● AIM OF THE TASK: Take every line from the listing below that includes "UTCF" and copy it.
[BEGIN]
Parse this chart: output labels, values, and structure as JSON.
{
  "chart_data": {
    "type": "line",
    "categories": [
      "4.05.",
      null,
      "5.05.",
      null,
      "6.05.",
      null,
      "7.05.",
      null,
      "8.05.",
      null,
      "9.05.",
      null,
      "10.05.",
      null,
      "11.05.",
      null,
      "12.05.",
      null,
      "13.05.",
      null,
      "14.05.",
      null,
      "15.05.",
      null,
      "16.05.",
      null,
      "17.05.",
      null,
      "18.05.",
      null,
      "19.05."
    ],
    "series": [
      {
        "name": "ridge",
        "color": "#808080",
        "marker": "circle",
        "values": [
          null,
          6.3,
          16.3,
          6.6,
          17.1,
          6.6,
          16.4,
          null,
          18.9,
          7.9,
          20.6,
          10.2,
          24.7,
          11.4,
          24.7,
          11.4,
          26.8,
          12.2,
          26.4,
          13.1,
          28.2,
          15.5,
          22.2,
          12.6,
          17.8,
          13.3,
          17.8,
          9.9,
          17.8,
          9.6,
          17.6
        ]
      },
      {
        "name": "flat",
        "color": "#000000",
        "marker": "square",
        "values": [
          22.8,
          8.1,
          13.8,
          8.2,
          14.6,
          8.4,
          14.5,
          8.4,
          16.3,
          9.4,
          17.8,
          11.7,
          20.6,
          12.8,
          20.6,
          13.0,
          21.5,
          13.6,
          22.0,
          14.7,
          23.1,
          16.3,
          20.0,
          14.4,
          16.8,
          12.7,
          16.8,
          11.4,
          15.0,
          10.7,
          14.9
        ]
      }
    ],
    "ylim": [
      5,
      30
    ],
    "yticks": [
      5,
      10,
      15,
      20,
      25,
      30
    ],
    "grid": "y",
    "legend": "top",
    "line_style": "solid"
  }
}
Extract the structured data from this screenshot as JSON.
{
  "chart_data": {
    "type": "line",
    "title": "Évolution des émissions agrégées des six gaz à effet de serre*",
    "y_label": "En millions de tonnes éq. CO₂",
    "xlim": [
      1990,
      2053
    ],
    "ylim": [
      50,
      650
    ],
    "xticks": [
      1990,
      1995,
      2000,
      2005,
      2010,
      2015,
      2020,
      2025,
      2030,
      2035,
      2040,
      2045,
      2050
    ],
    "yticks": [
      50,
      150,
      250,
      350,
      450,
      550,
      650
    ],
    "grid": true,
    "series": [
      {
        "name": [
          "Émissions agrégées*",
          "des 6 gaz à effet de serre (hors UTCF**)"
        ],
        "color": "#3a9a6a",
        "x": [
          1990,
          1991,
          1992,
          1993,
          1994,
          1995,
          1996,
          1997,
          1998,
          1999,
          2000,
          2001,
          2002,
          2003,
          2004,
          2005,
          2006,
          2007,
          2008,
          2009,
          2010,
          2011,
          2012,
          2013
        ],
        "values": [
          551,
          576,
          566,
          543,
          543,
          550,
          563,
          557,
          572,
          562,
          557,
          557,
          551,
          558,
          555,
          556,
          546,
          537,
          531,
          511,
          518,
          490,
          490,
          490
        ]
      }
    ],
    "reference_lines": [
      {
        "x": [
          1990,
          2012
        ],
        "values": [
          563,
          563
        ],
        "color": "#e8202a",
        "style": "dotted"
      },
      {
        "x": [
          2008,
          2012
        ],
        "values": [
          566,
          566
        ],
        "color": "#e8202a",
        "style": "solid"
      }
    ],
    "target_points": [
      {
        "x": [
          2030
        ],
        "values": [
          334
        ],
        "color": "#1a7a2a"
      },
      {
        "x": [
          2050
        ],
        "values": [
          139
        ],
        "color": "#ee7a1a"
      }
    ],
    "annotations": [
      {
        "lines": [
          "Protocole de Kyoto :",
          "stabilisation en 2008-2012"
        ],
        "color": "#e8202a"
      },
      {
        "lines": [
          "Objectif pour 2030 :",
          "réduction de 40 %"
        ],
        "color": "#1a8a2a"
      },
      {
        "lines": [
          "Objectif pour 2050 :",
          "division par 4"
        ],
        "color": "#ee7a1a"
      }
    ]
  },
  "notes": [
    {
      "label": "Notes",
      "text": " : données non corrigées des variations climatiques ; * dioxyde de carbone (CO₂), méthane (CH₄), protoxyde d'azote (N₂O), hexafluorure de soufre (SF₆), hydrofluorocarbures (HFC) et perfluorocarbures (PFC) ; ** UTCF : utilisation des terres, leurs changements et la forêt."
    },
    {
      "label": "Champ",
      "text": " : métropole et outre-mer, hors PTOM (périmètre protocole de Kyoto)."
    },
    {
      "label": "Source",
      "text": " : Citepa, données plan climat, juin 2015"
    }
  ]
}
[END]
● COMPLETED EXERCISE:
          "des 6 gaz à effet de serre (hors UTCF**)"
      "text": " : données non corrigées des variations climatiques ; * dioxyde de carbone (CO₂), méthane (CH₄), protoxyde d'azote (N₂O), hexafluorure de soufre (SF₆), hydrofluorocarbures (HFC) et perfluorocarbures (PFC) ; ** UTCF : utilisation des terres, leurs changements et la forêt."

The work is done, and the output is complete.